**Problem requirements**
Reproduce all the entries precisely.
[Start Data shown]
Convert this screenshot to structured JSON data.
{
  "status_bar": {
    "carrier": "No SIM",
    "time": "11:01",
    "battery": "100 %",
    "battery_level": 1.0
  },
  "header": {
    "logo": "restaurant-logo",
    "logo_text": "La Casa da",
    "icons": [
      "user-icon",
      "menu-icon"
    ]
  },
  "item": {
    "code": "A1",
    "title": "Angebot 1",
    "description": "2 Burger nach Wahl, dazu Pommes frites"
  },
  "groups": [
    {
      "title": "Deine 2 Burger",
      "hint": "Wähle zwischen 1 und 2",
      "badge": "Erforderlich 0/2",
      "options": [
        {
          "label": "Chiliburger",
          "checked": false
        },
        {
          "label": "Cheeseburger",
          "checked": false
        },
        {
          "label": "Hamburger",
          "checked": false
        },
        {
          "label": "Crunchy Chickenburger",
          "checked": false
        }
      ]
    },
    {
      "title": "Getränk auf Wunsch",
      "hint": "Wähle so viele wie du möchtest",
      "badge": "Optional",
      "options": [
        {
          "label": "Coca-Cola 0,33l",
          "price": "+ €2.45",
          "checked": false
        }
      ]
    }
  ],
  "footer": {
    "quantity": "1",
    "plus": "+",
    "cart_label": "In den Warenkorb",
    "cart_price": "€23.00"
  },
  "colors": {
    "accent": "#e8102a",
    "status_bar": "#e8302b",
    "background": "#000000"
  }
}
[End Data shown]
**Written response**
Convert this screenshot to structured JSON data.
{
  "status_bar": {
    "carrier": "No SIM",
    "time": "11:01",
    "battery": "100 %",
    "battery_level": 1.0
  },
  "header": {
    "logo": "restaurant-logo",
    "logo_text": "La Casa da",
    "icons": [
      "user-icon",
      "menu-icon"
    ]
  },
  "item": {
    "code": "A1",
    "title": "Angebot 1",
    "description": "2 Burger nach Wahl, dazu Pommes frites"
  },
  "groups": [
    {
      "title": "Deine 2 Burger",
      "hint": "Wähle zwischen 1 und 2",
      "badge": "Erforderlich 0/2",
      "options": [
        {
          "label": "Chiliburger",
          "checked": false
        },
        {
          "label": "Cheeseburger",
          "checked": false
        },
        {
          "label": "Hamburger",
          "checked": false
        },
        {
          "label": "Crunchy Chickenburger",
          "checked": false
        }
      ]
    },
    {
      "title": "Getränk auf Wunsch",
      "hint": "Wähle so viele wie du möchtest",
      "badge": "Optional",
      "options": [
        {
          "label": "Coca-Cola 0,33l",
          "price": "+ €2.45",
          "checked": false
        }
      ]
    }
  ],
  "footer": {
    "quantity": "1",
    "plus": "+",
    "cart_label": "In den Warenkorb",
    "cart_price": "€23.00"
  },
  "colors": {
    "accent": "#e8102a",
    "status_bar": "#e8302b",
    "background": "#000000"
  }
}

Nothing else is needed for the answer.